> **Given problem**
Omit any picture, and return the remaining data exactly as written.

--- Start Material ---

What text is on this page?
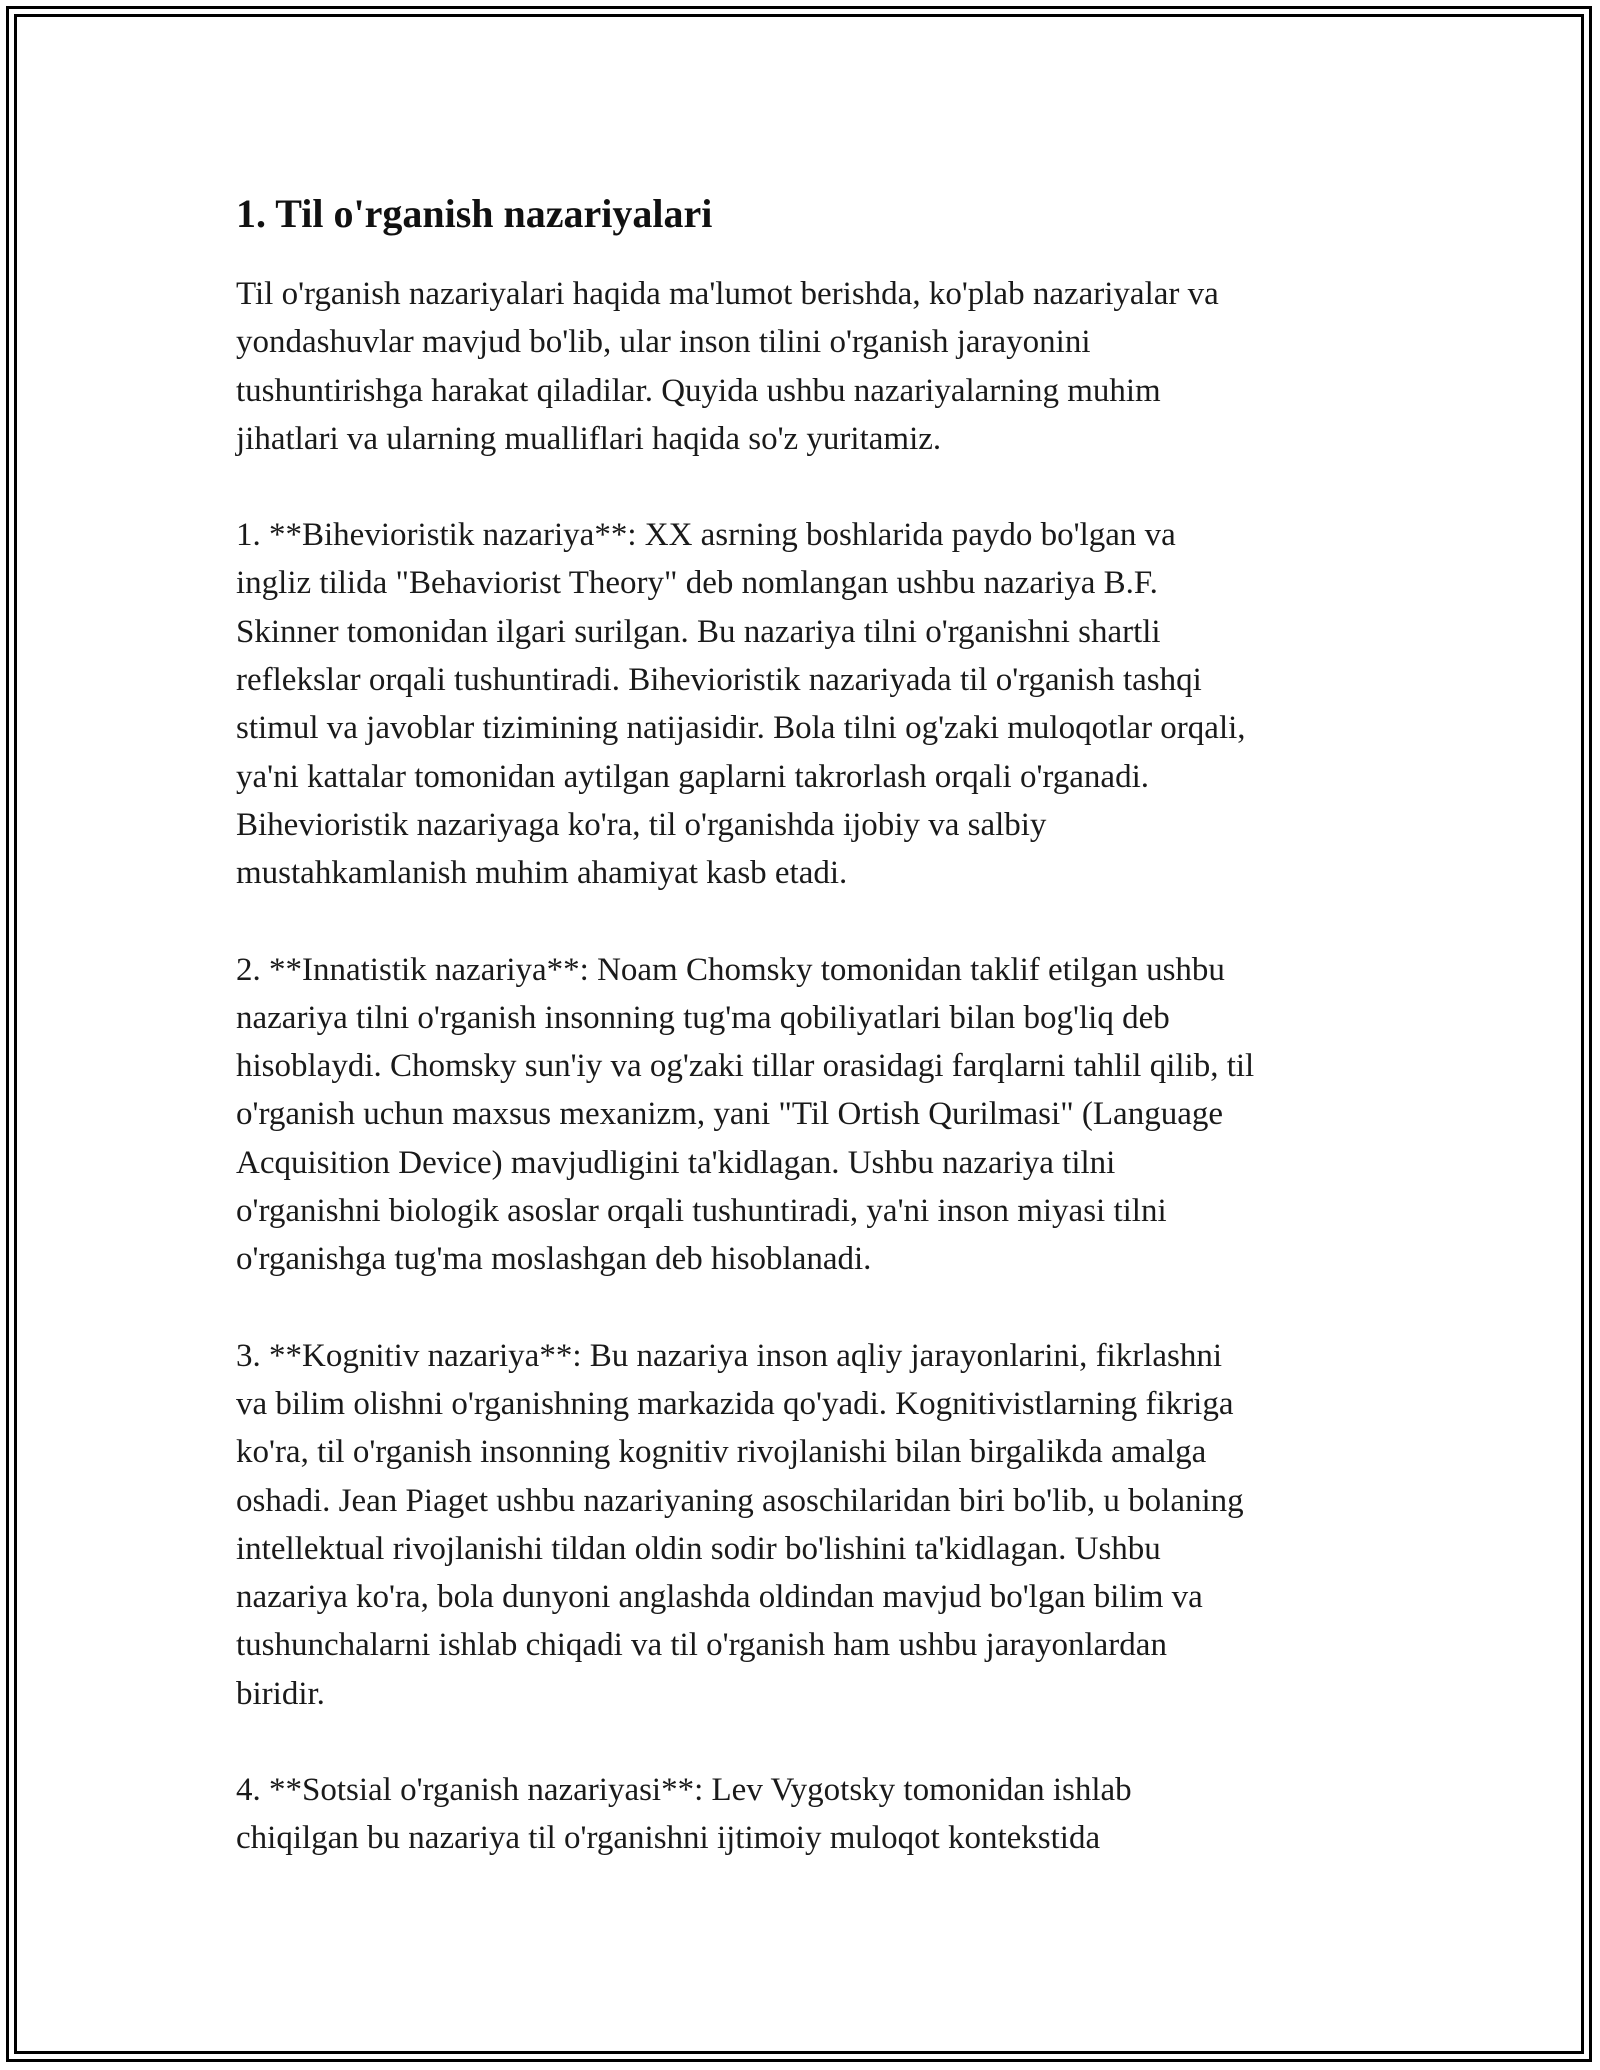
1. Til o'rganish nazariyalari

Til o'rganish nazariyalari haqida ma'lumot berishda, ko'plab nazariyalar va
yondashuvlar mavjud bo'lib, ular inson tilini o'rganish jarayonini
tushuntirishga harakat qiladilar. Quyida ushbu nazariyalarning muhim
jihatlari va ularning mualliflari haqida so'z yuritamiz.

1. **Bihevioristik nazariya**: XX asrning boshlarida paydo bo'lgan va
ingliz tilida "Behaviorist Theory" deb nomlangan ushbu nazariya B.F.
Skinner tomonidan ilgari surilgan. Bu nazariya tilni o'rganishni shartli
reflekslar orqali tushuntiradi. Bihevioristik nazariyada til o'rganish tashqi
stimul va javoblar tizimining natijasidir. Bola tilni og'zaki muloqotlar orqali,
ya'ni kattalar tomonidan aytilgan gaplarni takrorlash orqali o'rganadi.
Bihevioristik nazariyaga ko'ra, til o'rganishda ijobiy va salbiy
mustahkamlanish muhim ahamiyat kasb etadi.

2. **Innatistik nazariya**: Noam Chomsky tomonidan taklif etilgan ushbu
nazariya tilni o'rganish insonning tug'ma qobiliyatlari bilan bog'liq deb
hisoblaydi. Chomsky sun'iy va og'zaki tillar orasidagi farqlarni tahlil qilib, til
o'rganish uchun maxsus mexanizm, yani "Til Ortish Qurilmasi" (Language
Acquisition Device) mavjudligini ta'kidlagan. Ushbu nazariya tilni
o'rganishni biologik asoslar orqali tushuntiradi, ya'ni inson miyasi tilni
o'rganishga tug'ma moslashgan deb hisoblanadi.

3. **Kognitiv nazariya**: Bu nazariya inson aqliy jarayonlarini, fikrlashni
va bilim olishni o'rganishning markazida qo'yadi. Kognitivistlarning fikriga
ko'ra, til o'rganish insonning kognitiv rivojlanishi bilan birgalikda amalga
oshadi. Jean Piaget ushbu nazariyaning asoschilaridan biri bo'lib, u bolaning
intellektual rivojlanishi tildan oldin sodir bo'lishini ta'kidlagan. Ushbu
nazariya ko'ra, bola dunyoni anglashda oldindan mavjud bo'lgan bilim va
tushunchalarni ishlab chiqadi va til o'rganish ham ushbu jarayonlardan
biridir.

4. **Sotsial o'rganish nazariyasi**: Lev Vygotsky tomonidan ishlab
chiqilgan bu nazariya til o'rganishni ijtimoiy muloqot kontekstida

--- End Material ---

> **Response**
What text is on this page?
1. Til o'rganish nazariyalari

Til o'rganish nazariyalari haqida ma'lumot berishda, ko'plab nazariyalar va
yondashuvlar mavjud bo'lib, ular inson tilini o'rganish jarayonini
tushuntirishga harakat qiladilar. Quyida ushbu nazariyalarning muhim
jihatlari va ularning mualliflari haqida so'z yuritamiz.

1. **Bihevioristik nazariya**: XX asrning boshlarida paydo bo'lgan va
ingliz tilida "Behaviorist Theory" deb nomlangan ushbu nazariya B.F.
Skinner tomonidan ilgari surilgan. Bu nazariya tilni o'rganishni shartli
reflekslar orqali tushuntiradi. Bihevioristik nazariyada til o'rganish tashqi
stimul va javoblar tizimining natijasidir. Bola tilni og'zaki muloqotlar orqali,
ya'ni kattalar tomonidan aytilgan gaplarni takrorlash orqali o'rganadi.
Bihevioristik nazariyaga ko'ra, til o'rganishda ijobiy va salbiy
mustahkamlanish muhim ahamiyat kasb etadi.

2. **Innatistik nazariya**: Noam Chomsky tomonidan taklif etilgan ushbu
nazariya tilni o'rganish insonning tug'ma qobiliyatlari bilan bog'liq deb
hisoblaydi. Chomsky sun'iy va og'zaki tillar orasidagi farqlarni tahlil qilib, til
o'rganish uchun maxsus mexanizm, yani "Til Ortish Qurilmasi" (Language
Acquisition Device) mavjudligini ta'kidlagan. Ushbu nazariya tilni
o'rganishni biologik asoslar orqali tushuntiradi, ya'ni inson miyasi tilni
o'rganishga tug'ma moslashgan deb hisoblanadi.

3. **Kognitiv nazariya**: Bu nazariya inson aqliy jarayonlarini, fikrlashni
va bilim olishni o'rganishning markazida qo'yadi. Kognitivistlarning fikriga
ko'ra, til o'rganish insonning kognitiv rivojlanishi bilan birgalikda amalga
oshadi. Jean Piaget ushbu nazariyaning asoschilaridan biri bo'lib, u bolaning
intellektual rivojlanishi tildan oldin sodir bo'lishini ta'kidlagan. Ushbu
nazariya ko'ra, bola dunyoni anglashda oldindan mavjud bo'lgan bilim va
tushunchalarni ishlab chiqadi va til o'rganish ham ushbu jarayonlardan
biridir.

4. **Sotsial o'rganish nazariyasi**: Lev Vygotsky tomonidan ishlab
chiqilgan bu nazariya til o'rganishni ijtimoiy muloqot kontekstida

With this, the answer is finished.